= WORK TO DO =
Look through the data and write out every line with the word "Precipitation" in it.

= DATASET RECORDS =
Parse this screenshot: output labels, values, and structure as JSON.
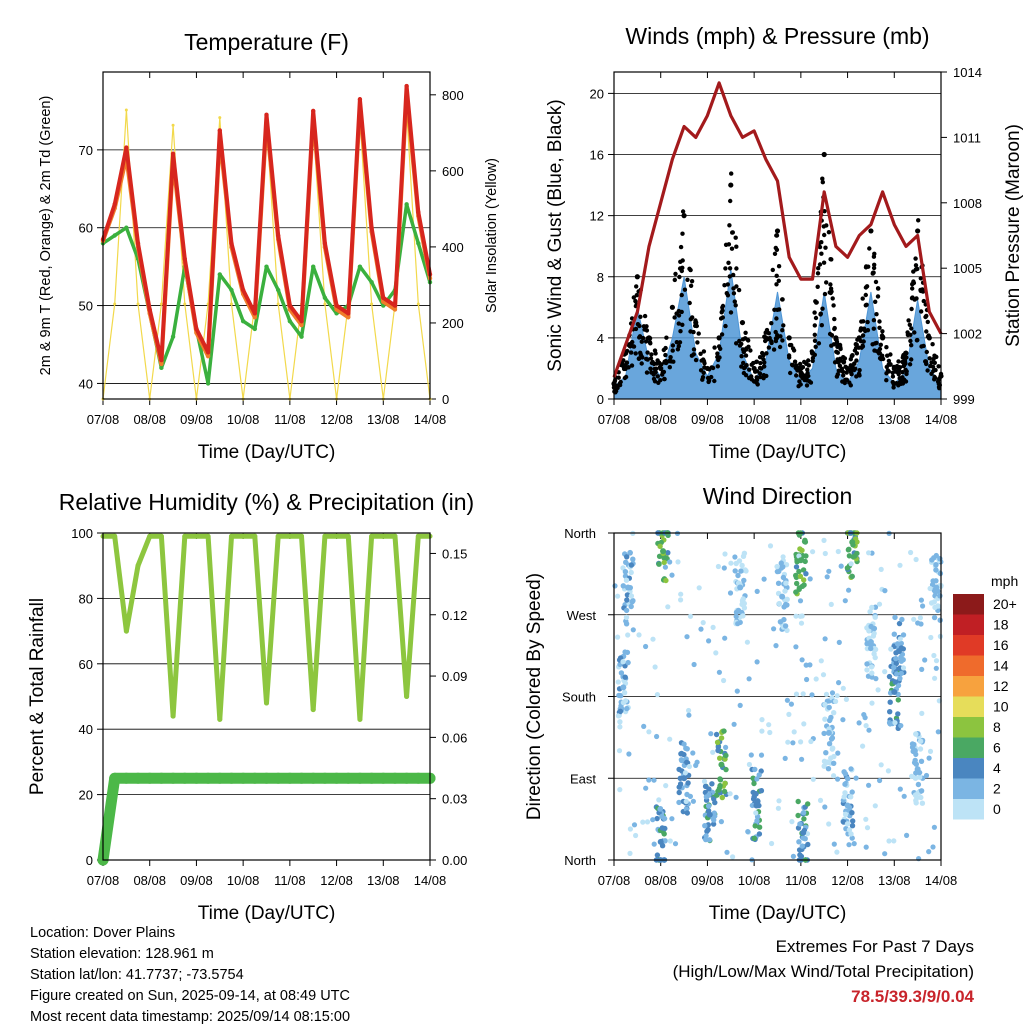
{
  "x_ticks": [
    "07/08",
    "08/08",
    "09/08",
    "10/08",
    "11/08",
    "12/08",
    "13/08",
    "14/08"
  ],
  "chart_data": [
    {
      "type": "line",
      "title": "Temperature (F)",
      "xlabel": "Time (Day/UTC)",
      "ylabel": "2m & 9m T (Red, Orange) & 2m Td (Green)",
      "ylabel_right": "Solar Insolation (Yellow)",
      "ylim": [
        38,
        80
      ],
      "yticks": [
        40,
        50,
        60,
        70
      ],
      "ylim_right": [
        0,
        860
      ],
      "yticks_right": [
        0,
        200,
        400,
        600,
        800
      ],
      "x": [
        0,
        0.25,
        0.5,
        0.75,
        1,
        1.25,
        1.5,
        1.75,
        2,
        2.25,
        2.5,
        2.75,
        3,
        3.25,
        3.5,
        3.75,
        4,
        4.25,
        4.5,
        4.75,
        5,
        5.25,
        5.5,
        5.75,
        6,
        6.25,
        6.5,
        6.75,
        7
      ],
      "series": [
        {
          "color": "#d7261e",
          "values": [
            58.5,
            63,
            70.3,
            58,
            49.5,
            43,
            69.5,
            56,
            47,
            44,
            72.5,
            58,
            52,
            49,
            74.5,
            59,
            50,
            48,
            75,
            58,
            50,
            49,
            76.5,
            60,
            51,
            50,
            78.2,
            62,
            54
          ]
        },
        {
          "color": "#f07d2a",
          "values": [
            58.3,
            62.5,
            69,
            57.5,
            49,
            42.5,
            68.5,
            55.5,
            46.5,
            43.5,
            71.5,
            57.5,
            51.5,
            48.5,
            73.5,
            58.5,
            49.5,
            47.5,
            74,
            57.5,
            49.5,
            48.5,
            75.5,
            59.5,
            50.5,
            49.5,
            77,
            61.5,
            53.5
          ]
        },
        {
          "color": "#3ab03e",
          "values": [
            58,
            59,
            60,
            56,
            49,
            42,
            46,
            55,
            47,
            40,
            54,
            52,
            48,
            47,
            55,
            52,
            48,
            46,
            55,
            51,
            49,
            50,
            55,
            53,
            50,
            52,
            63,
            58,
            53
          ]
        },
        {
          "color": "#f2d94b",
          "values": [
            0,
            250,
            760,
            250,
            0,
            250,
            720,
            250,
            0,
            250,
            740,
            250,
            0,
            250,
            730,
            250,
            0,
            250,
            720,
            250,
            0,
            250,
            740,
            250,
            0,
            250,
            760,
            250,
            0
          ]
        }
      ]
    },
    {
      "type": "scatter",
      "title": "Winds (mph) & Pressure (mb)",
      "xlabel": "Time (Day/UTC)",
      "ylabel": "Sonic Wind & Gust (Blue, Black)",
      "ylabel_right": "Station Pressure (Maroon)",
      "ylim": [
        0,
        21.4
      ],
      "yticks": [
        0,
        4,
        8,
        12,
        16,
        20
      ],
      "ylim_right": [
        999,
        1014
      ],
      "yticks_right": [
        999,
        1002,
        1005,
        1008,
        1011,
        1014
      ],
      "x": [
        0,
        0.25,
        0.5,
        0.75,
        1,
        1.25,
        1.5,
        1.75,
        2,
        2.25,
        2.5,
        2.75,
        3,
        3.25,
        3.5,
        3.75,
        4,
        4.25,
        4.5,
        4.75,
        5,
        5.25,
        5.5,
        5.75,
        6,
        6.25,
        6.5,
        6.75,
        7
      ],
      "series": [
        {
          "name": "Sonic Wind",
          "color": "#4f96d6",
          "values": [
            0.8,
            1.5,
            6,
            2.5,
            1.5,
            4,
            8,
            3,
            1.5,
            3,
            8.5,
            3,
            1.2,
            2.5,
            7,
            2.5,
            1.2,
            2,
            7,
            2,
            1,
            2.5,
            7,
            2,
            1,
            1.8,
            6.5,
            2,
            1
          ]
        },
        {
          "name": "Gust",
          "color": "#000000",
          "values": [
            1,
            3,
            8,
            4,
            2,
            6,
            12,
            5,
            2,
            4,
            14,
            5,
            2,
            4,
            11,
            4,
            2,
            3,
            16,
            4,
            2,
            4,
            11,
            4,
            2,
            3,
            11,
            4,
            1.5
          ]
        },
        {
          "name": "Station Pressure",
          "color": "#a31a1c",
          "values": [
            1000,
            1001.5,
            1003,
            1006,
            1008,
            1010,
            1011.5,
            1011,
            1012,
            1013.5,
            1012,
            1011,
            1011.3,
            1010,
            1009,
            1005.5,
            1004.5,
            1004.5,
            1008.5,
            1006,
            1005.5,
            1006.5,
            1007,
            1008.5,
            1007,
            1006,
            1006.5,
            1003,
            1002
          ]
        }
      ]
    },
    {
      "type": "line",
      "title": "Relative Humidity (%) & Precipitation (in)",
      "xlabel": "Time (Day/UTC)",
      "ylabel": "Percent & Total Rainfall",
      "ylim": [
        0,
        100
      ],
      "yticks": [
        0,
        20,
        40,
        60,
        80,
        100
      ],
      "ylim_right": [
        0,
        0.16
      ],
      "yticks_right": [
        "0.00",
        "0.03",
        "0.06",
        "0.09",
        "0.12",
        "0.15"
      ],
      "x": [
        0,
        0.25,
        0.5,
        0.75,
        1,
        1.25,
        1.5,
        1.75,
        2,
        2.25,
        2.5,
        2.75,
        3,
        3.25,
        3.5,
        3.75,
        4,
        4.25,
        4.5,
        4.75,
        5,
        5.25,
        5.5,
        5.75,
        6,
        6.25,
        6.5,
        6.75,
        7
      ],
      "series": [
        {
          "name": "Relative Humidity",
          "color": "#8dc63f",
          "values": [
            99,
            99,
            70,
            90,
            99,
            99,
            44,
            99,
            99,
            99,
            43,
            99,
            99,
            99,
            48,
            99,
            99,
            99,
            46,
            99,
            99,
            99,
            43,
            99,
            99,
            99,
            50,
            99,
            99
          ]
        },
        {
          "name": "Total Precipitation",
          "color": "#4cb848",
          "values": [
            0,
            0.04,
            0.04,
            0.04,
            0.04,
            0.04,
            0.04,
            0.04,
            0.04,
            0.04,
            0.04,
            0.04,
            0.04,
            0.04,
            0.04,
            0.04,
            0.04,
            0.04,
            0.04,
            0.04,
            0.04,
            0.04,
            0.04,
            0.04,
            0.04,
            0.04,
            0.04,
            0.04,
            0.04
          ]
        }
      ]
    },
    {
      "type": "scatter",
      "title": "Wind Direction",
      "xlabel": "Time (Day/UTC)",
      "ylabel": "Direction (Colored By Speed)",
      "yticks": [
        "North",
        "East",
        "South",
        "West",
        "North"
      ],
      "ylim": [
        0,
        360
      ],
      "legend_title": "mph",
      "legend_labels": [
        "20+",
        "18",
        "16",
        "14",
        "12",
        "10",
        "8",
        "6",
        "4",
        "2",
        "0"
      ],
      "legend_colors": [
        "#8c1a1a",
        "#c01f24",
        "#e03a26",
        "#ef6b2c",
        "#f7a23e",
        "#e6dd5a",
        "#8cc43f",
        "#4aa863",
        "#4a86c0",
        "#7bb5e3",
        "#bde3f6"
      ],
      "clusters": [
        {
          "day": 0.2,
          "dir": 190,
          "speed": 2
        },
        {
          "day": 0.3,
          "dir": 300,
          "speed": 2
        },
        {
          "day": 1.0,
          "dir": 20,
          "speed": 4
        },
        {
          "day": 1.05,
          "dir": 340,
          "speed": 6
        },
        {
          "day": 1.5,
          "dir": 90,
          "speed": 3
        },
        {
          "day": 2.05,
          "dir": 50,
          "speed": 4
        },
        {
          "day": 2.3,
          "dir": 105,
          "speed": 6
        },
        {
          "day": 2.7,
          "dir": 300,
          "speed": 1
        },
        {
          "day": 3.05,
          "dir": 60,
          "speed": 4
        },
        {
          "day": 3.6,
          "dir": 290,
          "speed": 1
        },
        {
          "day": 4.0,
          "dir": 330,
          "speed": 6
        },
        {
          "day": 4.05,
          "dir": 30,
          "speed": 4
        },
        {
          "day": 4.6,
          "dir": 140,
          "speed": 1
        },
        {
          "day": 5.0,
          "dir": 60,
          "speed": 2
        },
        {
          "day": 5.1,
          "dir": 350,
          "speed": 6
        },
        {
          "day": 5.5,
          "dir": 240,
          "speed": 1
        },
        {
          "day": 6.0,
          "dir": 185,
          "speed": 4
        },
        {
          "day": 6.1,
          "dir": 230,
          "speed": 3
        },
        {
          "day": 6.5,
          "dir": 100,
          "speed": 1
        },
        {
          "day": 6.9,
          "dir": 300,
          "speed": 1
        }
      ]
    }
  ],
  "info": {
    "location": "Location: Dover Plains",
    "elevation": "Station elevation: 128.961 m",
    "latlon": "Station lat/lon: 41.7737; -73.5754",
    "created": "Figure created on Sun, 2025-09-14, at 08:49 UTC",
    "recent": "Most recent data timestamp: 2025/09/14 08:15:00"
  },
  "extremes": {
    "title": "Extremes For Past 7 Days",
    "subtitle": "(High/Low/Max Wind/Total Precipitation)",
    "values": "78.5/39.3/9/0.04"
  }
}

= THE COMPLETED TASK =
      "title": "Relative Humidity (%) & Precipitation (in)",
          "name": "Total Precipitation",
    "subtitle": "(High/Low/Max Wind/Total Precipitation)",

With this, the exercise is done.